Start of Data entries

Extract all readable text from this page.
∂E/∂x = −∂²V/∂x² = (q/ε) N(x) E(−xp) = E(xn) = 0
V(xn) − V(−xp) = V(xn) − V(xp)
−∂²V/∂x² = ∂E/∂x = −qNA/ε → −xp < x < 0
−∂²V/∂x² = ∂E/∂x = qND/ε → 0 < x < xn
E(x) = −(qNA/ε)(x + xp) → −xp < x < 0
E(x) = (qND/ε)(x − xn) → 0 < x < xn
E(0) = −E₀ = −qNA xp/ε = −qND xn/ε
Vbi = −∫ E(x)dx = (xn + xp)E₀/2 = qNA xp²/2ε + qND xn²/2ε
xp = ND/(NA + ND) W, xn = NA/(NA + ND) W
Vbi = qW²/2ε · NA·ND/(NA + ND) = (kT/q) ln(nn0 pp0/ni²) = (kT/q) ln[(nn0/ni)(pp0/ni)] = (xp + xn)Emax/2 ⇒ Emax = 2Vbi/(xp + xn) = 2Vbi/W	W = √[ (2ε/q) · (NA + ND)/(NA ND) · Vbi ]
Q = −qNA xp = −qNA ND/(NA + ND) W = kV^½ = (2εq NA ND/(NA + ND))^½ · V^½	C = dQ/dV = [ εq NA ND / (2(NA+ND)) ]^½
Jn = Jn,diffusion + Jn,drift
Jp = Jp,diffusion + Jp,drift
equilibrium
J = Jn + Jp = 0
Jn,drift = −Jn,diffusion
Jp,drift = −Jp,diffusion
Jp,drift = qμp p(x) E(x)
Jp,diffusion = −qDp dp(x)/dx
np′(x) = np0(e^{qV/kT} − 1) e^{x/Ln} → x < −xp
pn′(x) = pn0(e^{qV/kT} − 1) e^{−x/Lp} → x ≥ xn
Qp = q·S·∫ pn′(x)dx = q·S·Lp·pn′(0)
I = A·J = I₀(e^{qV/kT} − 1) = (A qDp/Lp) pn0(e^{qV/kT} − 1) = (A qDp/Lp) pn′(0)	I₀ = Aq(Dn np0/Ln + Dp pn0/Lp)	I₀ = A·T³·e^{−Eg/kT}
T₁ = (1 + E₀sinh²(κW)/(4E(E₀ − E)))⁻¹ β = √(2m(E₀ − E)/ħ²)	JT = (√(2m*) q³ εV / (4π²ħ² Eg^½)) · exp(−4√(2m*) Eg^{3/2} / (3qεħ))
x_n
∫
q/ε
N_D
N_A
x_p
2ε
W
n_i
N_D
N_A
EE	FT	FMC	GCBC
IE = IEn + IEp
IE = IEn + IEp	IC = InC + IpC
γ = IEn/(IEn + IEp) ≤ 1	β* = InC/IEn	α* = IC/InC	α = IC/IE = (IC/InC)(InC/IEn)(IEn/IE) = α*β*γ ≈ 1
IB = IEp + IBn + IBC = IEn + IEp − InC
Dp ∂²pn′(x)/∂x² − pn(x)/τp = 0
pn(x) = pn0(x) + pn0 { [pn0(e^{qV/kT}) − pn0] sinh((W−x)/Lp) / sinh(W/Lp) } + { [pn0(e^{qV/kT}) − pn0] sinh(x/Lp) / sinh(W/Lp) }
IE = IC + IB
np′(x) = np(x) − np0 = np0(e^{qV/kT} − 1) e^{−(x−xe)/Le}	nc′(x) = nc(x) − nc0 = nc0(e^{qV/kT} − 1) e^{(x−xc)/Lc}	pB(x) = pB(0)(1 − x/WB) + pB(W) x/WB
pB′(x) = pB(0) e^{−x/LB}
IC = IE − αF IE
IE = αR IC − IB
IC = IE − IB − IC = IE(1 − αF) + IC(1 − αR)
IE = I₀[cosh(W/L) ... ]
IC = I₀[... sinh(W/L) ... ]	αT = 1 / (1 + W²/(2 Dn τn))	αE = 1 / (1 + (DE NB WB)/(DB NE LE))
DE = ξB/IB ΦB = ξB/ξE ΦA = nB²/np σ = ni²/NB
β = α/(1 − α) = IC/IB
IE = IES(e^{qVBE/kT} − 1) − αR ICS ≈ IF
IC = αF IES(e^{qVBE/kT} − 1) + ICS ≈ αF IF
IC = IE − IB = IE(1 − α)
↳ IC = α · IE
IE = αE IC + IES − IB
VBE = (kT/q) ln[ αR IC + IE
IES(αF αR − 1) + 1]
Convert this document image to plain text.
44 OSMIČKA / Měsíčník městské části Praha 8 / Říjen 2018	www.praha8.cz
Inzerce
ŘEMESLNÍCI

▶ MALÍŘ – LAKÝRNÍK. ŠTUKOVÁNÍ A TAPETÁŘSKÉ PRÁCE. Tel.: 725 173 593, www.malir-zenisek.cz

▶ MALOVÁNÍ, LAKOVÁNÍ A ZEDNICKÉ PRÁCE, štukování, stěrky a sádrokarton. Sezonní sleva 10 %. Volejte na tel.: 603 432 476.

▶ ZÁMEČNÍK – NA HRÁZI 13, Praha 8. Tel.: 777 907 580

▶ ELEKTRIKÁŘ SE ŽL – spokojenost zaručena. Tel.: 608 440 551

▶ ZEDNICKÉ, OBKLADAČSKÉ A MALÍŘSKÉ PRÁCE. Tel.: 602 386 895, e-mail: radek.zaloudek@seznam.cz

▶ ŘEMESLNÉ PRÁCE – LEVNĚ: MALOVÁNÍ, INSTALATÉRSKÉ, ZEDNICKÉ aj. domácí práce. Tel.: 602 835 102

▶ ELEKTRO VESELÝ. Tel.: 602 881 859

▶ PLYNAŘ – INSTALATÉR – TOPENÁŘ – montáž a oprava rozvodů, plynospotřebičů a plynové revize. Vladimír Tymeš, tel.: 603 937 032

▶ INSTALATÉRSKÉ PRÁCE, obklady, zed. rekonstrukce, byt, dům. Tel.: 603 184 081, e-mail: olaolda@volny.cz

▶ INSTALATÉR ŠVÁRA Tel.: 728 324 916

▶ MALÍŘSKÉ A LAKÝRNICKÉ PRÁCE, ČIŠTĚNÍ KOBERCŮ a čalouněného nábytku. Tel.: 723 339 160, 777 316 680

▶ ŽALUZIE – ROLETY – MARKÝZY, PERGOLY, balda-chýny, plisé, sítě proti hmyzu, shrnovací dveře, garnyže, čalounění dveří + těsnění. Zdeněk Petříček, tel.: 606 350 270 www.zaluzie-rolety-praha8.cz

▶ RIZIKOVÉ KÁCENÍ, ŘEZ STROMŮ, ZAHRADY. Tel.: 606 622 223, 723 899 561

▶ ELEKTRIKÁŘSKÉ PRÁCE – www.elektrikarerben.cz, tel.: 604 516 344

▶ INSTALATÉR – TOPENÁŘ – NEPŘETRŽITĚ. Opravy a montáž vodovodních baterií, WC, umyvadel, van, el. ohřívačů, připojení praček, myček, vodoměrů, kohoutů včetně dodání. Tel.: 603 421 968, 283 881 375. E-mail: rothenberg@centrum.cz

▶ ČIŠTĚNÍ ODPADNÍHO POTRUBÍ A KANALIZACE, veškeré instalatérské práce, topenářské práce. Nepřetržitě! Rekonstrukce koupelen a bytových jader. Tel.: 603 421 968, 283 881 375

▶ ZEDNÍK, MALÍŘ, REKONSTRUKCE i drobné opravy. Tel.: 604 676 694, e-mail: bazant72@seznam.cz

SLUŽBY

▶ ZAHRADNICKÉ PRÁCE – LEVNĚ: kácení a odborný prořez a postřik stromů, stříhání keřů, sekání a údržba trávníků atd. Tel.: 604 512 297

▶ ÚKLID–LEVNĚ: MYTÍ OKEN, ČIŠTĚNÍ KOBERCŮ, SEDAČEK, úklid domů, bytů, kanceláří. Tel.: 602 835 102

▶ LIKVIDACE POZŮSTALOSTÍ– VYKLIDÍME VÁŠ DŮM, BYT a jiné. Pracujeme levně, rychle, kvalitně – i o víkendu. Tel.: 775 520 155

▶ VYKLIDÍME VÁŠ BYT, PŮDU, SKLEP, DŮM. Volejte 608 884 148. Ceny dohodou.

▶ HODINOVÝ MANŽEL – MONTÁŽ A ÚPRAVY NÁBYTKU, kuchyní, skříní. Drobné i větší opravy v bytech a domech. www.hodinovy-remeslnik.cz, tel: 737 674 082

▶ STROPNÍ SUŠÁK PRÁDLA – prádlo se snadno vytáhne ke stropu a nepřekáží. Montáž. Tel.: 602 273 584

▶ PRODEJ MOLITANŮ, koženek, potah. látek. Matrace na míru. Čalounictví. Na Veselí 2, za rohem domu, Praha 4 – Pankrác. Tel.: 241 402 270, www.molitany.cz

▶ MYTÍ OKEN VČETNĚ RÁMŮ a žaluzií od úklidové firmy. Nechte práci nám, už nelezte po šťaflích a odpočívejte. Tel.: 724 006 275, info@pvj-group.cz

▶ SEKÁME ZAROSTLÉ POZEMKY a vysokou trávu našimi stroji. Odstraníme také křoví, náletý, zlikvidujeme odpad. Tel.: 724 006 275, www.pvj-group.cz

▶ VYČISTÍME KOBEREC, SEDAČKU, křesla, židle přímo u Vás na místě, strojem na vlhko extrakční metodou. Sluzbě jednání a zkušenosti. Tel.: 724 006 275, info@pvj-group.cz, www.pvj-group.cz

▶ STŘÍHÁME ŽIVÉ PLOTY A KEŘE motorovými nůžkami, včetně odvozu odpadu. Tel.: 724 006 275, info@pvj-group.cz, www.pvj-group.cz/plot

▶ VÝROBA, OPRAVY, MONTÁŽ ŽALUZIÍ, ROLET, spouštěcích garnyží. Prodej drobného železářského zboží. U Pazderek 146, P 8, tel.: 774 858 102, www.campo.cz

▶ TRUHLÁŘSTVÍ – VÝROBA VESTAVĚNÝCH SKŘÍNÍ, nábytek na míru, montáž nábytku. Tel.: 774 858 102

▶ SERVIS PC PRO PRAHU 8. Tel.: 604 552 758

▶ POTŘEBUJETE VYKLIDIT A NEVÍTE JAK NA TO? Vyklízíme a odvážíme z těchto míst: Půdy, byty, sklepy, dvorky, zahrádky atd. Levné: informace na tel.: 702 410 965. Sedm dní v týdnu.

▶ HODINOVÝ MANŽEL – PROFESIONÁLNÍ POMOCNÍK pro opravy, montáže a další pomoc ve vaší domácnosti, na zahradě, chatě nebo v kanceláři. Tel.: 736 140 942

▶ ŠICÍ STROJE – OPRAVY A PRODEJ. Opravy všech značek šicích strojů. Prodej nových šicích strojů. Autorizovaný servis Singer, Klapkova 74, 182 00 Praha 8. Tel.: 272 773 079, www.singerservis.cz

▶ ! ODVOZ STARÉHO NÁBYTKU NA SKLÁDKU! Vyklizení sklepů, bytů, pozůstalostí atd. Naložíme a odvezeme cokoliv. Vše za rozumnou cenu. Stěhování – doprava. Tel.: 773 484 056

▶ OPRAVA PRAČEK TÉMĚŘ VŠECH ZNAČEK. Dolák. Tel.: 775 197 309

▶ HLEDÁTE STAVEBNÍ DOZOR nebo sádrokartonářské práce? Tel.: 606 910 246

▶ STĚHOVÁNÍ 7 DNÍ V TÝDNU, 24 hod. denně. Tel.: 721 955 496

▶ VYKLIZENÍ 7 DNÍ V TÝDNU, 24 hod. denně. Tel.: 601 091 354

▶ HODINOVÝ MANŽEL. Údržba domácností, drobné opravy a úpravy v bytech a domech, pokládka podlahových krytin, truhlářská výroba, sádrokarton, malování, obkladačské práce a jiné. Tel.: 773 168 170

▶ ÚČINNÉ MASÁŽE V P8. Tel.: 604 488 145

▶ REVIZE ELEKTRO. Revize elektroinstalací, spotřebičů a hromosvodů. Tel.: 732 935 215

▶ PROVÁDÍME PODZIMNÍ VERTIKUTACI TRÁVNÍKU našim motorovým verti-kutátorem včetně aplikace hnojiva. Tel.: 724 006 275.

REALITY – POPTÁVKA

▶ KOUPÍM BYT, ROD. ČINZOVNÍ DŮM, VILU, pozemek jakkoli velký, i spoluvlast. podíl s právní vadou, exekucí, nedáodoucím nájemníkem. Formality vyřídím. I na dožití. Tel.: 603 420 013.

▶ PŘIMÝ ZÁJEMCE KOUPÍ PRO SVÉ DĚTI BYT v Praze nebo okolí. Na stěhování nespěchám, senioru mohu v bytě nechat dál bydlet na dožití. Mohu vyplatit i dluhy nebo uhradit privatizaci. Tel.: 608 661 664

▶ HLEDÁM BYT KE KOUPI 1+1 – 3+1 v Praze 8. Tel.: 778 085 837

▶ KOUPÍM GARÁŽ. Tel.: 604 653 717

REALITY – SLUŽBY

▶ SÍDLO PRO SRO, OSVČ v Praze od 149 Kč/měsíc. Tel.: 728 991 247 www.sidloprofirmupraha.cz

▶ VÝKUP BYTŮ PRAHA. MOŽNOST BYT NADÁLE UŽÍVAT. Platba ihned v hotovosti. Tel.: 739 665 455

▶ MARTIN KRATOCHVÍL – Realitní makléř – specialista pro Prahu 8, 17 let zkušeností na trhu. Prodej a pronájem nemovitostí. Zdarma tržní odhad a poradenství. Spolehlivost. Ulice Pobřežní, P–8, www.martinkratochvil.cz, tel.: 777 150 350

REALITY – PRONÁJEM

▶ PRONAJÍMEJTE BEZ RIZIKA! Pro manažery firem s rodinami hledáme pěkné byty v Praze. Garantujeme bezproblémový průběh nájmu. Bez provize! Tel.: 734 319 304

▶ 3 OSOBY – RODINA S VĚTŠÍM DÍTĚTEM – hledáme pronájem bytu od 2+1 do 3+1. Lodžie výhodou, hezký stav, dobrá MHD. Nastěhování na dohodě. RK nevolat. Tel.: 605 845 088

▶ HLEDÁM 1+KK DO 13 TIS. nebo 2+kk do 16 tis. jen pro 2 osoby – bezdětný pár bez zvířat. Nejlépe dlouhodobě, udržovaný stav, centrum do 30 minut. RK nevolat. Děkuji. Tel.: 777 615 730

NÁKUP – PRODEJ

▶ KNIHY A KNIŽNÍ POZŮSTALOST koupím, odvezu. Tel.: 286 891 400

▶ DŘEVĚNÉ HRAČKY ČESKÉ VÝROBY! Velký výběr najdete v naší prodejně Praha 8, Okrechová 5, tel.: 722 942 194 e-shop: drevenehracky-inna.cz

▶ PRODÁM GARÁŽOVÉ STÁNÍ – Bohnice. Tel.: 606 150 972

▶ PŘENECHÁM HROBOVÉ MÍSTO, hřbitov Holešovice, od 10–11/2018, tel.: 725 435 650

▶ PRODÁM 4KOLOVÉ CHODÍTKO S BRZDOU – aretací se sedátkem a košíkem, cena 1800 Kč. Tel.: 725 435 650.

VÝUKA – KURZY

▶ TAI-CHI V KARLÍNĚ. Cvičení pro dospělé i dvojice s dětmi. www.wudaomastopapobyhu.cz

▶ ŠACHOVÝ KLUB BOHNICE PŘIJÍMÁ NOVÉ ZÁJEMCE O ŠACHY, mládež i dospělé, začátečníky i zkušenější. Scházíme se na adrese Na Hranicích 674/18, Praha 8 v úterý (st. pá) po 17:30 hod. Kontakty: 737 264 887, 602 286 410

End of Data entries

Write only the number of lines in the data above that include "diffusion".

Response to this exercise: 5